### WORK TO BE COMPLETED
What follows is a set of entries. Repeat them exactly, but not their pictures.
Start RECORD EXTRACTS
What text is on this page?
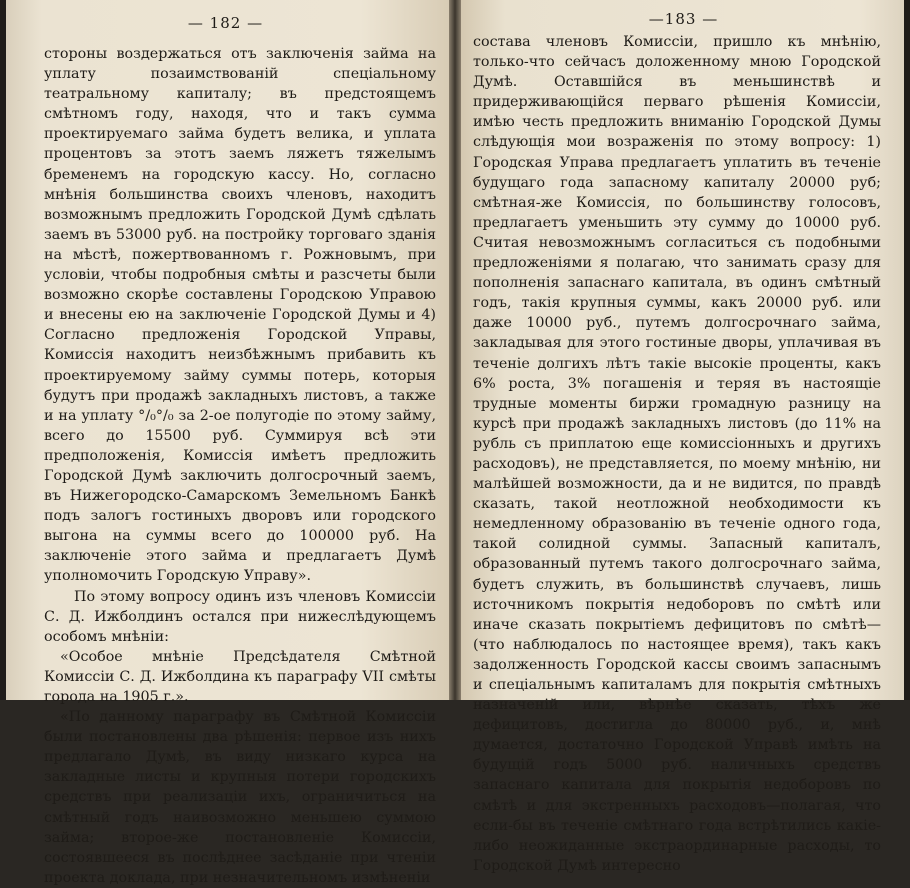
— 182 —

стороны воздержаться отъ заключенія займа на уплату позаимствованій спеціальному театральному капиталу; въ предстоящемъ смѣтномъ году, находя, что и такъ сумма проектируемаго займа будетъ велика, и уплата процентовъ за этотъ заемъ ляжетъ тяжелымъ бременемъ на городскую кассу. Но, согласно мнѣнія большинства своихъ членовъ, находитъ возможнымъ предложить Городской Думѣ сдѣлать заемъ въ 53000 руб. на постройку торговаго зданія на мѣстѣ, пожертвованномъ г. Рожновымъ, при условіи, чтобы подробныя смѣты и разсчеты были возможно скорѣе составлены Городскою Управою и внесены ею на заключеніе Городской Думы и 4) Согласно предложенія Городской Управы, Комиссія находитъ неизбѣжнымъ прибавить къ проектируемому займу суммы потерь, которыя будутъ при продажѣ закладныхъ листовъ, а также и на уплату °/₀°/₀ за 2-ое полугодіе по этому займу, всего до 15500 руб. Суммируя всѣ эти предположенія, Комиссія имѣетъ предложить Городской Думѣ заключить долгосрочный заемъ, въ Нижегородско-Самарскомъ Земельномъ Банкѣ подъ залогъ гостиныхъ дворовъ или городского выгона на суммы всего до 100000 руб. На заключеніе этого займа и предлагаетъ Думѣ уполномочить Городскую Управу».

По этому вопросу одинъ изъ членовъ Комиссіи С. Д. Ижболдинъ остался при нижеслѣдующемъ особомъ мнѣніи:

«Особое мнѣніе Предсѣдателя Смѣтной Комиссіи С. Д. Ижболдина къ параграфу VII смѣты города на 1905 г.».

«По данному параграфу въ Смѣтной Комиссіи были постановлены два рѣшенія: первое изъ нихъ предлагало Думѣ, въ виду низкаго курса на закладные листы и крупныя потери городскихъ средствъ при реализаціи ихъ, ограничиться на смѣтный годъ наивозможно меньшею суммою займа; второе-же постановленіе Комиссіи, состоявшееся въ послѣднее засѣданіе при чтеніи проекта доклада, при незначительномъ измѣненіи

—183 —

состава членовъ Комиссіи, пришло къ мнѣнію, только-что сейчасъ доложенному мною Городской Думѣ. Оставшійся въ меньшинствѣ и придерживающійся перваго рѣшенія Комиссіи, имѣю честь предложить вниманію Городской Думы слѣдующія мои возраженія по этому вопросу: 1) Городская Управа предлагаетъ уплатить въ теченіе будущаго года запасному капиталу 20000 руб; смѣтная-же Комиссія, по большинству голосовъ, предлагаетъ уменьшить эту сумму до 10000 руб. Считая невозможнымъ согласиться съ подобными предложеніями я полагаю, что занимать сразу для пополненія запаснаго капитала, въ одинъ смѣтный годъ, такія крупныя суммы, какъ 20000 руб. или даже 10000 руб., путемъ долгосрочнаго займа, закладывая для этого гостиные дворы, уплачивая въ теченіе долгихъ лѣтъ такіе высокіе проценты, какъ 6% роста, 3% погашенія и теряя въ настоящіе трудные моменты биржи громадную разницу на курсѣ при продажѣ закладныхъ листовъ (до 11% на рубль съ приплатою еще комиссіонныхъ и другихъ расходовъ), не представляется, по моему мнѣнію, ни малѣйшей возможности, да и не видится, по правдѣ сказать, такой неотложной необходимости къ немедленному образованію въ теченіе одного года, такой солидной суммы. Запасный капиталъ, образованный путемъ такого долгосрочнаго займа, будетъ служить, въ большинствѣ случаевъ, лишь источникомъ покрытія недоборовъ по смѣтѣ или иначе сказать покрытіемъ дефицитовъ по смѣтѣ—(что наблюдалось по настоящее время), такъ какъ задолженность Городской кассы своимъ запаснымъ и спеціальнымъ капиталамъ для покрытія смѣтныхъ назначеній или, вѣрнѣе сказать, тѣхъ же дефицитовъ, достигла до 80000 руб., и, мнѣ думается, достаточно Городской Управѣ имѣть на будущій годъ 5000 руб. наличныхъ средствъ запаснаго капитала для покрытія недоборовъ по смѣтѣ и для экстренныхъ расходовъ—полагая, что если-бы въ теченіе смѣтнаго года встрѣтились какіе-либо неожиданные экстраординарные расходы, то Городской Думѣ интересно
End RECORD EXTRACTS
### COMPLETE ANSWER
What text is on this page?
— 182 —

стороны воздержаться отъ заключенія займа на уплату позаимствованій спеціальному театральному капиталу; въ предстоящемъ смѣтномъ году, находя, что и такъ сумма проектируемаго займа будетъ велика, и уплата процентовъ за этотъ заемъ ляжетъ тяжелымъ бременемъ на городскую кассу. Но, согласно мнѣнія большинства своихъ членовъ, находитъ возможнымъ предложить Городской Думѣ сдѣлать заемъ въ 53000 руб. на постройку торговаго зданія на мѣстѣ, пожертвованномъ г. Рожновымъ, при условіи, чтобы подробныя смѣты и разсчеты были возможно скорѣе составлены Городскою Управою и внесены ею на заключеніе Городской Думы и 4) Согласно предложенія Городской Управы, Комиссія находитъ неизбѣжнымъ прибавить къ проектируемому займу суммы потерь, которыя будутъ при продажѣ закладныхъ листовъ, а также и на уплату °/₀°/₀ за 2-ое полугодіе по этому займу, всего до 15500 руб. Суммируя всѣ эти предположенія, Комиссія имѣетъ предложить Городской Думѣ заключить долгосрочный заемъ, въ Нижегородско-Самарскомъ Земельномъ Банкѣ подъ залогъ гостиныхъ дворовъ или городского выгона на суммы всего до 100000 руб. На заключеніе этого займа и предлагаетъ Думѣ уполномочить Городскую Управу».

По этому вопросу одинъ изъ членовъ Комиссіи С. Д. Ижболдинъ остался при нижеслѣдующемъ особомъ мнѣніи:

«Особое мнѣніе Предсѣдателя Смѣтной Комиссіи С. Д. Ижболдина къ параграфу VII смѣты города на 1905 г.».

«По данному параграфу въ Смѣтной Комиссіи были постановлены два рѣшенія: первое изъ нихъ предлагало Думѣ, въ виду низкаго курса на закладные листы и крупныя потери городскихъ средствъ при реализаціи ихъ, ограничиться на смѣтный годъ наивозможно меньшею суммою займа; второе-же постановленіе Комиссіи, состоявшееся въ послѣднее засѣданіе при чтеніи проекта доклада, при незначительномъ измѣненіи

—183 —

состава членовъ Комиссіи, пришло къ мнѣнію, только-что сейчасъ доложенному мною Городской Думѣ. Оставшійся въ меньшинствѣ и придерживающійся перваго рѣшенія Комиссіи, имѣю честь предложить вниманію Городской Думы слѣдующія мои возраженія по этому вопросу: 1) Городская Управа предлагаетъ уплатить въ теченіе будущаго года запасному капиталу 20000 руб; смѣтная-же Комиссія, по большинству голосовъ, предлагаетъ уменьшить эту сумму до 10000 руб. Считая невозможнымъ согласиться съ подобными предложеніями я полагаю, что занимать сразу для пополненія запаснаго капитала, въ одинъ смѣтный годъ, такія крупныя суммы, какъ 20000 руб. или даже 10000 руб., путемъ долгосрочнаго займа, закладывая для этого гостиные дворы, уплачивая въ теченіе долгихъ лѣтъ такіе высокіе проценты, какъ 6% роста, 3% погашенія и теряя въ настоящіе трудные моменты биржи громадную разницу на курсѣ при продажѣ закладныхъ листовъ (до 11% на рубль съ приплатою еще комиссіонныхъ и другихъ расходовъ), не представляется, по моему мнѣнію, ни малѣйшей возможности, да и не видится, по правдѣ сказать, такой неотложной необходимости къ немедленному образованію въ теченіе одного года, такой солидной суммы. Запасный капиталъ, образованный путемъ такого долгосрочнаго займа, будетъ служить, въ большинствѣ случаевъ, лишь источникомъ покрытія недоборовъ по смѣтѣ или иначе сказать покрытіемъ дефицитовъ по смѣтѣ—(что наблюдалось по настоящее время), такъ какъ задолженность Городской кассы своимъ запаснымъ и спеціальнымъ капиталамъ для покрытія смѣтныхъ назначеній или, вѣрнѣе сказать, тѣхъ же дефицитовъ, достигла до 80000 руб., и, мнѣ думается, достаточно Городской Управѣ имѣть на будущій годъ 5000 руб. наличныхъ средствъ запаснаго капитала для покрытія недоборовъ по смѣтѣ и для экстренныхъ расходовъ—полагая, что если-бы въ теченіе смѣтнаго года встрѣтились какіе-либо неожиданные экстраординарные расходы, то Городской Думѣ интересно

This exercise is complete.